* begin DATASET RECORDS *

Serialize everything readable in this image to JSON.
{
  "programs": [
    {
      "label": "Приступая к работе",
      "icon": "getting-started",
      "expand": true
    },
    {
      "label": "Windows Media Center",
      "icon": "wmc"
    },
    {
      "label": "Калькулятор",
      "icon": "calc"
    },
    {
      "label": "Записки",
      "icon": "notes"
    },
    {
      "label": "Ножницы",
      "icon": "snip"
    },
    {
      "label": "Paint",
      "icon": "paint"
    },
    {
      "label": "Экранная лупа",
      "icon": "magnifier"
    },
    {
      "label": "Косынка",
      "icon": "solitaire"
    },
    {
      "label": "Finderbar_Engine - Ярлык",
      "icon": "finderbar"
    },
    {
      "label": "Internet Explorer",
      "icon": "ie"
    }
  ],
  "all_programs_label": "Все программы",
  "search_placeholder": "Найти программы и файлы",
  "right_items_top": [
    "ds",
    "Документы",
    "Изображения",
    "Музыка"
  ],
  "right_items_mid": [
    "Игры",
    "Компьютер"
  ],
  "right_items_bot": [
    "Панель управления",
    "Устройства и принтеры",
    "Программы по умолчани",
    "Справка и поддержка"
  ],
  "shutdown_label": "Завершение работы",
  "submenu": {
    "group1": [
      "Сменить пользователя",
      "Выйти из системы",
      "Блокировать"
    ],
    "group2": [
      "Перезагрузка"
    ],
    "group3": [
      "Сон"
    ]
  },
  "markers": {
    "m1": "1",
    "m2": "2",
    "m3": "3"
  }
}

* end DATASET RECORDS *
* begin DATASET RECORDS *

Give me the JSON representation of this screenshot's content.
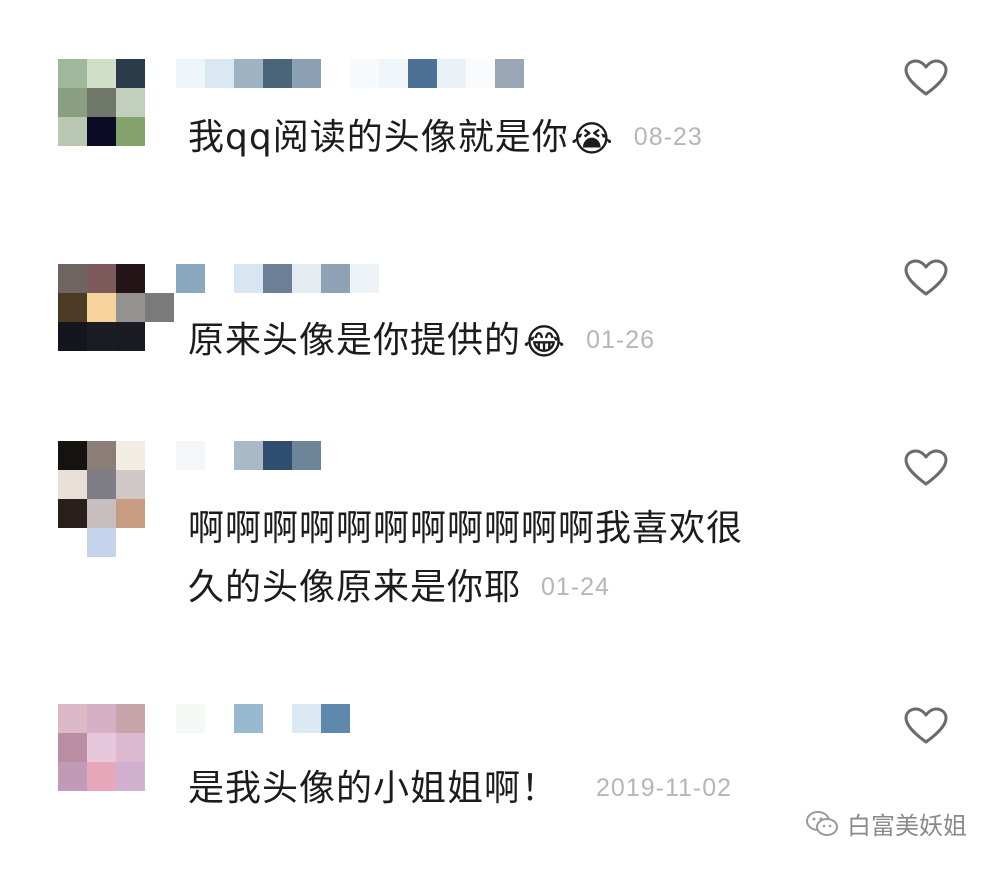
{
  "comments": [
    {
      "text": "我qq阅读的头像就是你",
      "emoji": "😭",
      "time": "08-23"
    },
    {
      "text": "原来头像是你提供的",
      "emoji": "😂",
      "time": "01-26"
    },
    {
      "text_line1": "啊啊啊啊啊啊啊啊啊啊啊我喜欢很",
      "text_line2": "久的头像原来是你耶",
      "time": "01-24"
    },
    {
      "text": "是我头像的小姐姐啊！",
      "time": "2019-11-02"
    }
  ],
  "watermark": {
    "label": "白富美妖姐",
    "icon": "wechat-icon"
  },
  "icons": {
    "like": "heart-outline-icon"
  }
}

* end DATASET RECORDS *

Filter the listing for the word "this" and copy every line that holds it.

Serialize everything readable in this image to JSON.
Give me the JSON representation of this screenshot's content.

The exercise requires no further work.